-- BEGIN ROWS --

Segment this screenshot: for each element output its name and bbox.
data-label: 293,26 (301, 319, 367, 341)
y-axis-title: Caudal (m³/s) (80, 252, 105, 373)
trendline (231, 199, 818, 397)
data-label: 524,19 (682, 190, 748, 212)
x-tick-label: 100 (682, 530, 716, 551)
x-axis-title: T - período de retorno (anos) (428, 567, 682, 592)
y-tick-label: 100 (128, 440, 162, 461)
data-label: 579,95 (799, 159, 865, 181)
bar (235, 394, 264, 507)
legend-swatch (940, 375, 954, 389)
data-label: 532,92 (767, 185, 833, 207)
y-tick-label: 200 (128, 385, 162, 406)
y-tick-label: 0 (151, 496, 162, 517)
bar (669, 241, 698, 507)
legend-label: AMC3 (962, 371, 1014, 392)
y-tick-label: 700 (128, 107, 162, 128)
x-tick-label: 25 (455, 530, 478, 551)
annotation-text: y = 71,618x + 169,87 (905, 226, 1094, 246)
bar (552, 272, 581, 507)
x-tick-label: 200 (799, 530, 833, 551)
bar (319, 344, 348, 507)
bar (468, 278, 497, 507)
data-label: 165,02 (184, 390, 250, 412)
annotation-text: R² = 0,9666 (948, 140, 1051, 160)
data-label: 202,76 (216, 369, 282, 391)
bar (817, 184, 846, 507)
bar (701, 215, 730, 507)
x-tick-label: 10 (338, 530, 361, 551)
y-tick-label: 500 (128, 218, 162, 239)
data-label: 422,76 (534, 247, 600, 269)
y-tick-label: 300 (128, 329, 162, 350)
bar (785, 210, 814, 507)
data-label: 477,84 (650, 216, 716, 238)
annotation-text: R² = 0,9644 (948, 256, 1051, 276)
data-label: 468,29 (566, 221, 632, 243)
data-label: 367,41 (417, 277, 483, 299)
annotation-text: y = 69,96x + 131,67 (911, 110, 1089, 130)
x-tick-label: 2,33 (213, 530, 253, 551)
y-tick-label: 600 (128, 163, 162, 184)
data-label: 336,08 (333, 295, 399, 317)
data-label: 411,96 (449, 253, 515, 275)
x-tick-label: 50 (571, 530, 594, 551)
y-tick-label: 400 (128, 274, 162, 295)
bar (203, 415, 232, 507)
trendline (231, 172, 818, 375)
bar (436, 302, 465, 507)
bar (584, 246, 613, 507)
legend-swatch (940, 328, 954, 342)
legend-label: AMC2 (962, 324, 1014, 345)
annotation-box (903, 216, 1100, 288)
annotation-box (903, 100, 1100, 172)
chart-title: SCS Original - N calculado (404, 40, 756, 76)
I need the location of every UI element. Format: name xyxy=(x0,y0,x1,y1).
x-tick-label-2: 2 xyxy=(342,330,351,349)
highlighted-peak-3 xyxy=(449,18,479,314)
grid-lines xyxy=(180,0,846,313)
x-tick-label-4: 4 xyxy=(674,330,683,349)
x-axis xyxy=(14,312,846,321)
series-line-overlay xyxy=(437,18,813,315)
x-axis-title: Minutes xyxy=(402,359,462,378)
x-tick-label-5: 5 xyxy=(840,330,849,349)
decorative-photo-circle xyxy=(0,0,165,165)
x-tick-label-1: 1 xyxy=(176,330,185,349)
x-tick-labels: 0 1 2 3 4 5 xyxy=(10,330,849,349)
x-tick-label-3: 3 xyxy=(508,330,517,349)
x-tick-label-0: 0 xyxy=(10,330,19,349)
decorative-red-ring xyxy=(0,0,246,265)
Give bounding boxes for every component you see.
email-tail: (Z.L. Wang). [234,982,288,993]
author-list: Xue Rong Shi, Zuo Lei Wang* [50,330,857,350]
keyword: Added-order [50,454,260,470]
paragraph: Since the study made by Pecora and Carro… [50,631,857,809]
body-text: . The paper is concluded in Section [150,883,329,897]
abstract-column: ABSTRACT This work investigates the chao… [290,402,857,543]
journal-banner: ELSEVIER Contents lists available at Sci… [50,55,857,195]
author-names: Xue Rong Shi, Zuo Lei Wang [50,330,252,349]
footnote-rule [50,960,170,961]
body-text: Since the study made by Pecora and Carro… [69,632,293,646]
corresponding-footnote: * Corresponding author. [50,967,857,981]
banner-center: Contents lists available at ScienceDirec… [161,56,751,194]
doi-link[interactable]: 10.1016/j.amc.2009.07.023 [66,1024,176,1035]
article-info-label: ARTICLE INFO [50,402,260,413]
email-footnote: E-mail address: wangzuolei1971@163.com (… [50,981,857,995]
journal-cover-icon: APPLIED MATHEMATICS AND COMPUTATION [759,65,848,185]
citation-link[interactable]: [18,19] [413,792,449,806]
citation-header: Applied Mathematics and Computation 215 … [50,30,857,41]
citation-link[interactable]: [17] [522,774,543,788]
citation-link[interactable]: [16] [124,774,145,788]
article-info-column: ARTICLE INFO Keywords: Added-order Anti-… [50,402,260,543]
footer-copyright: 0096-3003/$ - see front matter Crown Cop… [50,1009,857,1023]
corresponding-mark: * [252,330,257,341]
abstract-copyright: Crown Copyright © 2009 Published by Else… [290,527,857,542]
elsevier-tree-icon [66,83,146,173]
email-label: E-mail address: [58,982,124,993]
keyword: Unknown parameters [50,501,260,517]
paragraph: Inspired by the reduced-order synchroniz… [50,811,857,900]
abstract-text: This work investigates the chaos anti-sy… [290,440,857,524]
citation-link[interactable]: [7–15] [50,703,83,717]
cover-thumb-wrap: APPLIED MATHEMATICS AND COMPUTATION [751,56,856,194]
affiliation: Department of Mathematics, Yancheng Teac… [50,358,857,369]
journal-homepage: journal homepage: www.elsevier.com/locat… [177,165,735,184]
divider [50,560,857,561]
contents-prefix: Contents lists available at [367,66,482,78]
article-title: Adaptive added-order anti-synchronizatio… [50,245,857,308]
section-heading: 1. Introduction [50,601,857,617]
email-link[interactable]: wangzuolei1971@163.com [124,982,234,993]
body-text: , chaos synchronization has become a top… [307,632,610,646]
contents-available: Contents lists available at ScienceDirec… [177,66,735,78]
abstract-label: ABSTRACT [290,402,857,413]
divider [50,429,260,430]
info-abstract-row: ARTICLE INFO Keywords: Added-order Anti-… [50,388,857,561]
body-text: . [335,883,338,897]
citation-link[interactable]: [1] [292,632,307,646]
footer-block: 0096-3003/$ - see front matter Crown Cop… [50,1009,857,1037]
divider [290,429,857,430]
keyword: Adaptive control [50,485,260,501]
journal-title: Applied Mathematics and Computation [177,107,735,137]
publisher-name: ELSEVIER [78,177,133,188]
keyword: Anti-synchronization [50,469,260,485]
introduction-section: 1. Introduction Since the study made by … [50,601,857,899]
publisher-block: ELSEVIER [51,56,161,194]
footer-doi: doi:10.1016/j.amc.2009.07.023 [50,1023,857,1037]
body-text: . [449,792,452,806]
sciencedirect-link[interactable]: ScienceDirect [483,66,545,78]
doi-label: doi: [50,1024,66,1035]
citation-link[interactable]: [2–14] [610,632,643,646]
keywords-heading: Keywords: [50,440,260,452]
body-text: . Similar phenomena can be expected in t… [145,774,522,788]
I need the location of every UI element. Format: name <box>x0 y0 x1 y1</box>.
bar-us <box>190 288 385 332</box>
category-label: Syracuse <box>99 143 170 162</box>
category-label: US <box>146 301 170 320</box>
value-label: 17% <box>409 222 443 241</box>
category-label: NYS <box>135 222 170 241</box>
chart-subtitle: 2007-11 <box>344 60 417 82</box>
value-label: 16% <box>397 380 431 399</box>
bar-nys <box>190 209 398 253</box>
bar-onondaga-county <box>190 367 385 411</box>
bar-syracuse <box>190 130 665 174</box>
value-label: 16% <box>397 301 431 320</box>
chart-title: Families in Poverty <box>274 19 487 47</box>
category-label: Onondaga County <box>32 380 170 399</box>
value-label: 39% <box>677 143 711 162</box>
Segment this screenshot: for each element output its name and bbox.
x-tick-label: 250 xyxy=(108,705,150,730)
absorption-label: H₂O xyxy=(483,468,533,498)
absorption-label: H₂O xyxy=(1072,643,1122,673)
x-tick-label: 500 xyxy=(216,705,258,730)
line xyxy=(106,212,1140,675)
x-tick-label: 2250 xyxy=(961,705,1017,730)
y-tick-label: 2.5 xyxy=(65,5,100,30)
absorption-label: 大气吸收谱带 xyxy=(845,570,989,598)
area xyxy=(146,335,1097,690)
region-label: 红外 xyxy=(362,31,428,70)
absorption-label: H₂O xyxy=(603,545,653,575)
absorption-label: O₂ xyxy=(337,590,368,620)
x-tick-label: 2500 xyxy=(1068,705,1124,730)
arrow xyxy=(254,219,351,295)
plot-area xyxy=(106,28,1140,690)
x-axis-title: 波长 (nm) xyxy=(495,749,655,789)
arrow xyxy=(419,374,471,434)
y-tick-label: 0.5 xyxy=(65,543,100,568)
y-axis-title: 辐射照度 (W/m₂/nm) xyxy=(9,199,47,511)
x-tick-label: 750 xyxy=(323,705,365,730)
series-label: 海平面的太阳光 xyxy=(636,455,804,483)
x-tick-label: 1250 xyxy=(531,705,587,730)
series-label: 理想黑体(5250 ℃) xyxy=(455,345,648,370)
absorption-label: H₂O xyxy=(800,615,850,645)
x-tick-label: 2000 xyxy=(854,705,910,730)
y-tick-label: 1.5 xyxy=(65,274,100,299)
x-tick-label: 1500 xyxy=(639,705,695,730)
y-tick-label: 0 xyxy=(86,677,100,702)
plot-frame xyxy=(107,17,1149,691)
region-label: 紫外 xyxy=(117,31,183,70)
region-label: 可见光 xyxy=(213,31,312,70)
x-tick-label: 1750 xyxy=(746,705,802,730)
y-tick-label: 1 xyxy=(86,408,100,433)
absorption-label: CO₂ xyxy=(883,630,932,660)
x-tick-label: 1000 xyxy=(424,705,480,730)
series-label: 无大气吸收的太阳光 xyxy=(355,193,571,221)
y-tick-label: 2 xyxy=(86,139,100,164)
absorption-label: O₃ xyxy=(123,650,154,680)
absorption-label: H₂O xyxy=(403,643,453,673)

-- END ROWS --

OBJECTIVE =
Rewrite the entries from their start through the line containing "annotation-text: y = 71,618x", changing every "data-label" to "value-label" and keeping all else unchanged.

RESPONSE =
Segment this screenshot: for each element output its name and bbox.
value-label: 293,26 (301, 319, 367, 341)
y-axis-title: Caudal (m³/s) (80, 252, 105, 373)
trendline (231, 199, 818, 397)
value-label: 524,19 (682, 190, 748, 212)
x-tick-label: 100 (682, 530, 716, 551)
x-axis-title: T - período de retorno (anos) (428, 567, 682, 592)
y-tick-label: 100 (128, 440, 162, 461)
value-label: 579,95 (799, 159, 865, 181)
bar (235, 394, 264, 507)
legend-swatch (940, 375, 954, 389)
value-label: 532,92 (767, 185, 833, 207)
y-tick-label: 200 (128, 385, 162, 406)
y-tick-label: 0 (151, 496, 162, 517)
bar (669, 241, 698, 507)
legend-label: AMC3 (962, 371, 1014, 392)
y-tick-label: 700 (128, 107, 162, 128)
x-tick-label: 25 (455, 530, 478, 551)
annotation-text: y = 71,618x + 169,87 (905, 226, 1094, 246)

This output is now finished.